◆ **Directive**
Select and copy out every line in the records containing "Сохранить".

◆ **Task material**
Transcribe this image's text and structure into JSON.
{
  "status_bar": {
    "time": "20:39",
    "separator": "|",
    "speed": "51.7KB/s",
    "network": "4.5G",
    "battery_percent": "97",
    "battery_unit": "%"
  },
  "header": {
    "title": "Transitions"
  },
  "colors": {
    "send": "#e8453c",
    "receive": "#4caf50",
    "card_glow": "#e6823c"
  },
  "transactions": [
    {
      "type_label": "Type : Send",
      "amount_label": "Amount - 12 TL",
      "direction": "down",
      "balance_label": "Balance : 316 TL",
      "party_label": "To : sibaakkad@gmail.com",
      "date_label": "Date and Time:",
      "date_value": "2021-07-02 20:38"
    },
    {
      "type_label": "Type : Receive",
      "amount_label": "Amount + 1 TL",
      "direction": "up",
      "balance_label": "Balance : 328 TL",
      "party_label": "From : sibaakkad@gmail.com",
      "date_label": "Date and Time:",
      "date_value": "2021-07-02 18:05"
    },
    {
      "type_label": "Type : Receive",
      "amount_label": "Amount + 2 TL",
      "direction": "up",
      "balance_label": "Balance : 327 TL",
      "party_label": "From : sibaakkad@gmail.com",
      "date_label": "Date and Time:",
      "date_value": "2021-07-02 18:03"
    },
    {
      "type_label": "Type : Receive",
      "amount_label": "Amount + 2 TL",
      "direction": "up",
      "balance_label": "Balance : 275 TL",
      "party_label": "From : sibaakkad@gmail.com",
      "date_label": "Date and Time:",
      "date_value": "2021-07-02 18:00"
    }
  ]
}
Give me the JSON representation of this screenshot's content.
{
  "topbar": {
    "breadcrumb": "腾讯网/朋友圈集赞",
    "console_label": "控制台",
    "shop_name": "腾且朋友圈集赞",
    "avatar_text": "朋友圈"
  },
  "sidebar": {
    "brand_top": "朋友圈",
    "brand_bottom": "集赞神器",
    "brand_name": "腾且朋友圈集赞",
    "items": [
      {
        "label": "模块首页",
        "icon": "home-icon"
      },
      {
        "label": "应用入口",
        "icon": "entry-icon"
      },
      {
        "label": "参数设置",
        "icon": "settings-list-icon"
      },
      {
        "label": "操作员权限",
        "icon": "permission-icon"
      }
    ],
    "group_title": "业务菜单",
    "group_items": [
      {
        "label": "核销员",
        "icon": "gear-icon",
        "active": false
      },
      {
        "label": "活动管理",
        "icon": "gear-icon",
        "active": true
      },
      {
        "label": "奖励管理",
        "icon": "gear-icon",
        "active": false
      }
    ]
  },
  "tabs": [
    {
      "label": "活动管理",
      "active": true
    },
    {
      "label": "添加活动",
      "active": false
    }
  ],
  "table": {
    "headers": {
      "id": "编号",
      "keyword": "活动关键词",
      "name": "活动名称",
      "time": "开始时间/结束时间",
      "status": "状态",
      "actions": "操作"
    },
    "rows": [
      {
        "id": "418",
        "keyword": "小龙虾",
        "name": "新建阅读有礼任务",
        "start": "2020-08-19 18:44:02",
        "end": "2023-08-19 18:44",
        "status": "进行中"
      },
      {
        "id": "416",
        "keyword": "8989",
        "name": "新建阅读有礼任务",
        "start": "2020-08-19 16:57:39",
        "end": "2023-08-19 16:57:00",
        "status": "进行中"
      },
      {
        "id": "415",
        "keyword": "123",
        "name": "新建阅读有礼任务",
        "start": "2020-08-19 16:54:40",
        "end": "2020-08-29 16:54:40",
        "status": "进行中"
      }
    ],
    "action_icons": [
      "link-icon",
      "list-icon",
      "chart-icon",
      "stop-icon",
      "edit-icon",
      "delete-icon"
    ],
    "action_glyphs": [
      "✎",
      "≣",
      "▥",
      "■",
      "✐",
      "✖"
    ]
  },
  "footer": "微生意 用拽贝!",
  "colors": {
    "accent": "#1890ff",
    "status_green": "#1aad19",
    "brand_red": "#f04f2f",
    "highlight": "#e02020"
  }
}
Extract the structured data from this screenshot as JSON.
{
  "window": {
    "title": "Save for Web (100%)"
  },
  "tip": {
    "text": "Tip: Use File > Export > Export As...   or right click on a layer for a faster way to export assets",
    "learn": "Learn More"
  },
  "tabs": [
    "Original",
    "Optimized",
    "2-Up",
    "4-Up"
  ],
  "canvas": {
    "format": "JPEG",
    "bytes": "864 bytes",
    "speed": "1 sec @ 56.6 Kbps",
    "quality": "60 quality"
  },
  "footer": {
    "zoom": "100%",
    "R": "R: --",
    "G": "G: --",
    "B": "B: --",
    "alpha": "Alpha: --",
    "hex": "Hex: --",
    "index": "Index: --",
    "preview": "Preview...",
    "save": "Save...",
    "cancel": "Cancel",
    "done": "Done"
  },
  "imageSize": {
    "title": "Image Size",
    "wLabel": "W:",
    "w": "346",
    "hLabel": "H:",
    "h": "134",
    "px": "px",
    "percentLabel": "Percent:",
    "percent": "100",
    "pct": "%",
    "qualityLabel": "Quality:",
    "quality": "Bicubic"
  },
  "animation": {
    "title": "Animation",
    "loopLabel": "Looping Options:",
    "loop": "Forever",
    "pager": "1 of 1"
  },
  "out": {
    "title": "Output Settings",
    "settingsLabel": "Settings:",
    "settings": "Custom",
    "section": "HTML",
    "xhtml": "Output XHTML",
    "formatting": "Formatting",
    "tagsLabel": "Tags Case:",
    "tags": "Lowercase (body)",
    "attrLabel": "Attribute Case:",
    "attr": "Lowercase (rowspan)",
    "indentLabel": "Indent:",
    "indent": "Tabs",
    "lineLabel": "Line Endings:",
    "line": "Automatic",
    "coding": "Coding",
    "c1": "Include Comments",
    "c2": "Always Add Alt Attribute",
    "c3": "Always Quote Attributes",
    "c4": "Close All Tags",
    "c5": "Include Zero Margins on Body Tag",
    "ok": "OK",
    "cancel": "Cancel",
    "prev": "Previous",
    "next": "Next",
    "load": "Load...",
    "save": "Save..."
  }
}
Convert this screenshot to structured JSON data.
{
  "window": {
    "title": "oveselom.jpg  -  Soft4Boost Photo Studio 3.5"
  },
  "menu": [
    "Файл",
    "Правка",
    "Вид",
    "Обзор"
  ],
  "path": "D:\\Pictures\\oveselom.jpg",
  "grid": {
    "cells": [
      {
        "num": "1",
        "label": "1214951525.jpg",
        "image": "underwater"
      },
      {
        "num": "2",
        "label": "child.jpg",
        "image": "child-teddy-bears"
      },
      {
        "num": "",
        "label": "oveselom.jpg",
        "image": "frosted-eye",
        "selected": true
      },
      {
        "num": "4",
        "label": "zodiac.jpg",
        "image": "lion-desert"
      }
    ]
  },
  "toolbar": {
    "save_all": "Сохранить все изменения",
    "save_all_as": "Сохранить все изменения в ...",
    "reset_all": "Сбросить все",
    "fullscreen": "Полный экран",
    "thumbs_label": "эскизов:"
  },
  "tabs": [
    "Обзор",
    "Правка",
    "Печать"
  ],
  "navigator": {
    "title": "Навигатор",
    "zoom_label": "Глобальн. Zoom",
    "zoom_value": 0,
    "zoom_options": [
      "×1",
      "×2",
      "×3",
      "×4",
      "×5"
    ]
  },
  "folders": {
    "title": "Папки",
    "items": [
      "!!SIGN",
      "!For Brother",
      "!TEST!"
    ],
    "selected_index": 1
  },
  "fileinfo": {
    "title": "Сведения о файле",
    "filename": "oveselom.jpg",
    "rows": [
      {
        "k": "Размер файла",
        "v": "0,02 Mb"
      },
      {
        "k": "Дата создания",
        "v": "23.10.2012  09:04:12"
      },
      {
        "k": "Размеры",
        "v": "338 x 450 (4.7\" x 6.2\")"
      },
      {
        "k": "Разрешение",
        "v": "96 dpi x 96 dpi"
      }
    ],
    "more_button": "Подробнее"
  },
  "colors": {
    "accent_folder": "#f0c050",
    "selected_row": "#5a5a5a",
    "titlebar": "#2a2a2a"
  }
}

◆ **Task answer**
    "save_all": "Сохранить все изменения",
    "save_all_as": "Сохранить все изменения в ...",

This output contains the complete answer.